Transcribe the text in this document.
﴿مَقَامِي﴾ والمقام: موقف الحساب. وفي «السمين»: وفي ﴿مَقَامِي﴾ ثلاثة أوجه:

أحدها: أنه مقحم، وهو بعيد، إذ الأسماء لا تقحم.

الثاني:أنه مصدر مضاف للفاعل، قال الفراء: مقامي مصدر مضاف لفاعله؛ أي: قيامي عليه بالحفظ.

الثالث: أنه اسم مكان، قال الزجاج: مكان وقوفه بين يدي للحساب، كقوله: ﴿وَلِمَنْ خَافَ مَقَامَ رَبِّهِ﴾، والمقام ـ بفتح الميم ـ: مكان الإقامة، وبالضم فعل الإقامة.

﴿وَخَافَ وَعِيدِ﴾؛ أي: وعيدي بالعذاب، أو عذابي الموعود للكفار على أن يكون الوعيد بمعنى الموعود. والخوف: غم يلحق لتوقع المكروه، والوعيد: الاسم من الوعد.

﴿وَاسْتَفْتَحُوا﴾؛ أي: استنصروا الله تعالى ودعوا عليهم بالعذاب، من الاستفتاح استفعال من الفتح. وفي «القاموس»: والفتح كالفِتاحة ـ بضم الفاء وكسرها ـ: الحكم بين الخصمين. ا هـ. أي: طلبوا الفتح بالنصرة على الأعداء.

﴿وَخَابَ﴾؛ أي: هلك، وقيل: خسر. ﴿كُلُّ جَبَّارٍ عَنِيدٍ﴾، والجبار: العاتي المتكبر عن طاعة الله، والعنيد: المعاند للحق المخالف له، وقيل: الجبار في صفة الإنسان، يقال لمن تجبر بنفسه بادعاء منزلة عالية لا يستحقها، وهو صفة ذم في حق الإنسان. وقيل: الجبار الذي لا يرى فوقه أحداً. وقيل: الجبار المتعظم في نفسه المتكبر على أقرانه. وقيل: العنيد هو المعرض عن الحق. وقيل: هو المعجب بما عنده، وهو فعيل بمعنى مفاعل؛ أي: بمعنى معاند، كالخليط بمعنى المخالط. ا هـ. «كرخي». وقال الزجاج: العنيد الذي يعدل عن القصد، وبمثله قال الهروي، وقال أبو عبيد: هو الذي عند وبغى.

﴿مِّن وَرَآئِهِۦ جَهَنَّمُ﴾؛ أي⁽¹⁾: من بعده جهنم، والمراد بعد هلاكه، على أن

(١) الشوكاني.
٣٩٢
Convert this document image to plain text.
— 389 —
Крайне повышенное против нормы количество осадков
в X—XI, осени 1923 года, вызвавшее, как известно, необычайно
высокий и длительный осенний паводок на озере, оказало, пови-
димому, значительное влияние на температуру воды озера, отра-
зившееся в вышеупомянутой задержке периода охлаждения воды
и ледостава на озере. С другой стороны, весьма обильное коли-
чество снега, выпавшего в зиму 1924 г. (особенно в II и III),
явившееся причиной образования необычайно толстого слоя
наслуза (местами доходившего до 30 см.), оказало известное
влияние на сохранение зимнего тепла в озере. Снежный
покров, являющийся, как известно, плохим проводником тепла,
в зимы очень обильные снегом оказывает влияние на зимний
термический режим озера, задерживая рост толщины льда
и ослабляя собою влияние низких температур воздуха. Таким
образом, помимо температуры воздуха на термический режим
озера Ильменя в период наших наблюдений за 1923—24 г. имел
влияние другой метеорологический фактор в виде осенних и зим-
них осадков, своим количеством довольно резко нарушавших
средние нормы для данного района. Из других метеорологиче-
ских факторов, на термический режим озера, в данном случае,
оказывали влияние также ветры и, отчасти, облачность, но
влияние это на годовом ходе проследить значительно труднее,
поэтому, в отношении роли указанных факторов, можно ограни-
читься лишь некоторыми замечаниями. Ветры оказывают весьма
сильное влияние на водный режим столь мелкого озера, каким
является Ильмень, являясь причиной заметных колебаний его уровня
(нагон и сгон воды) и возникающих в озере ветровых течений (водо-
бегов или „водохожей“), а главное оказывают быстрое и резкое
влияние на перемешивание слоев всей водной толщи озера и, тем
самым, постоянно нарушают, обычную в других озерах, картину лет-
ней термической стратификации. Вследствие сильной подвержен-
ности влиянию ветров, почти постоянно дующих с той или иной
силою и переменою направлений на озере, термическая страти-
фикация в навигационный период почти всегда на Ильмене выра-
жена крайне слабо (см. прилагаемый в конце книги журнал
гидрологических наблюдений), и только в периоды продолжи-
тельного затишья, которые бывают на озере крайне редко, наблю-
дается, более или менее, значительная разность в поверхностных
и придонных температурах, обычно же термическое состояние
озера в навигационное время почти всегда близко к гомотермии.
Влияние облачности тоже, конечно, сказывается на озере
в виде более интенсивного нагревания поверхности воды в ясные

■ ■ ■ ■

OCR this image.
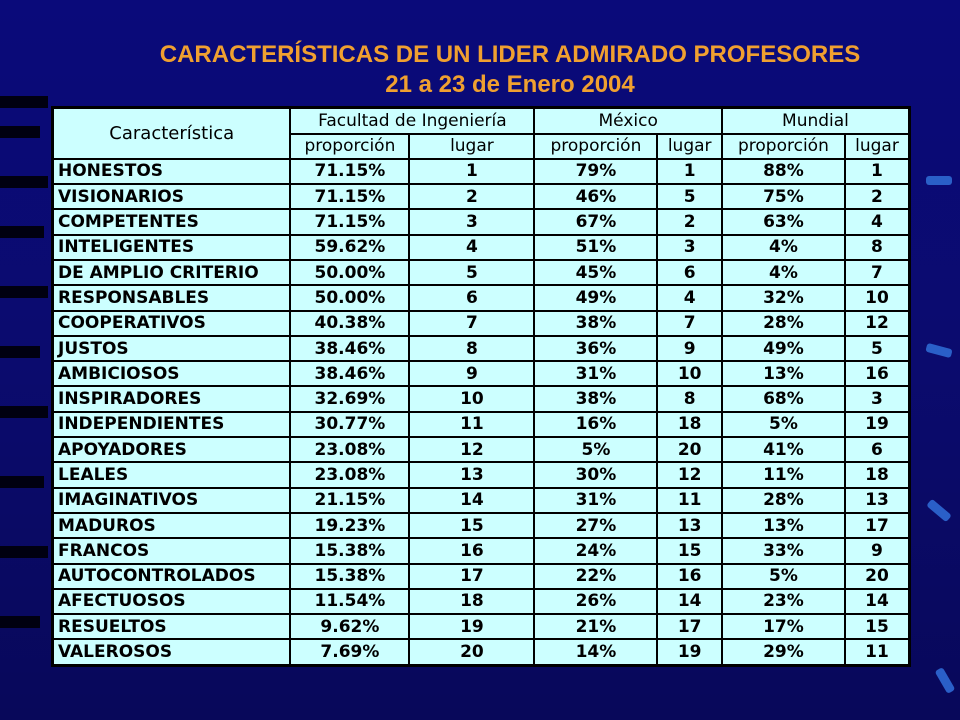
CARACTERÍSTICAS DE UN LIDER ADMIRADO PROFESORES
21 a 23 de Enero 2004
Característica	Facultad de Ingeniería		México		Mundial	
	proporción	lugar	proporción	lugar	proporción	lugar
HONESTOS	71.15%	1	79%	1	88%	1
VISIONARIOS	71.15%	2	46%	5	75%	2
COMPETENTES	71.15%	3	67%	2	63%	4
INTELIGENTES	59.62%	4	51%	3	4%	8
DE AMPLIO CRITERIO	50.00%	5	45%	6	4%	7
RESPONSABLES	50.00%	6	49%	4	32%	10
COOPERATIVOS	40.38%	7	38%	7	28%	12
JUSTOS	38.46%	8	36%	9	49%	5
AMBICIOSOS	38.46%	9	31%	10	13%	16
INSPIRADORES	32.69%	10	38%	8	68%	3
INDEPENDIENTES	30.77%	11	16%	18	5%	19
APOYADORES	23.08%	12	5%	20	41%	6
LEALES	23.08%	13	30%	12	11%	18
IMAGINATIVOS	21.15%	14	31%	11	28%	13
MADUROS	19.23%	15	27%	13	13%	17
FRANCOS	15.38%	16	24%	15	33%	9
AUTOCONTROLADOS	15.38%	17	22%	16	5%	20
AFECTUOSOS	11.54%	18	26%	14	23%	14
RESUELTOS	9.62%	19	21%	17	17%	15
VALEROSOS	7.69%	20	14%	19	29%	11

■ ■ ■ ■

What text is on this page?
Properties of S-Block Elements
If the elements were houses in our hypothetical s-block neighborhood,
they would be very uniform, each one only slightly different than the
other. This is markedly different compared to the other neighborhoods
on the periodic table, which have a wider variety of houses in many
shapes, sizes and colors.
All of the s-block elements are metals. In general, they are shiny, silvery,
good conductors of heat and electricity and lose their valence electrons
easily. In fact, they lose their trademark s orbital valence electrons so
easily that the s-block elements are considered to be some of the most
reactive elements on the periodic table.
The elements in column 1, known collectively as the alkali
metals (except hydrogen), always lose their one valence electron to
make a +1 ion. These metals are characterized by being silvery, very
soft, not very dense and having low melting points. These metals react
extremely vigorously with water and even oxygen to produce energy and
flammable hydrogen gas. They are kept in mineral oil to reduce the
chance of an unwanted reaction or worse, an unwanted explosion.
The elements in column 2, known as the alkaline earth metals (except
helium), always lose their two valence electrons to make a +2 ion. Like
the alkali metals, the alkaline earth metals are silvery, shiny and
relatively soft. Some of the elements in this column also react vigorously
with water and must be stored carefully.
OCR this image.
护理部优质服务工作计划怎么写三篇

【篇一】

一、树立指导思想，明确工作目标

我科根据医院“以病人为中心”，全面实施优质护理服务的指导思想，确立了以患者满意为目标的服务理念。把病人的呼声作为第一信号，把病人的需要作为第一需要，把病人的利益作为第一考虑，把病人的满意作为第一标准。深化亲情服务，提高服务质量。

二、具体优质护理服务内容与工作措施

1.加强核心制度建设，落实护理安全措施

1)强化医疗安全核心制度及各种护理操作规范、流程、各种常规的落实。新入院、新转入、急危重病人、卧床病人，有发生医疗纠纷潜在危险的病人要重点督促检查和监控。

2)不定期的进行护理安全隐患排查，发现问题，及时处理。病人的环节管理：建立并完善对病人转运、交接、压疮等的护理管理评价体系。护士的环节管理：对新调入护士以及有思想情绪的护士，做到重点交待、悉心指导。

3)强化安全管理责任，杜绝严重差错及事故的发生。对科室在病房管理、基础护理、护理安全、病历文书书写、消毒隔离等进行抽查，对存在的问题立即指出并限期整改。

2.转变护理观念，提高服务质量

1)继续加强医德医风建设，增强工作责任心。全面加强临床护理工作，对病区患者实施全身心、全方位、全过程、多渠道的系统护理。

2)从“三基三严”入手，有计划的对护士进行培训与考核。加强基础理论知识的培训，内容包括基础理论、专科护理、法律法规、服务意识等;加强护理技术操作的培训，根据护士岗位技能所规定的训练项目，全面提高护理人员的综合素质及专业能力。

■ ■ ■ ■

▶ The exercise: Go through the listing above and pull out each line containing the word "electrons".

▶ Final result:
good conductors of heat and electricity and lose their valence electrons
easily. In fact, they lose their trademark s orbital valence electrons so
helium), always lose their two valence electrons to make a +2 ion. Like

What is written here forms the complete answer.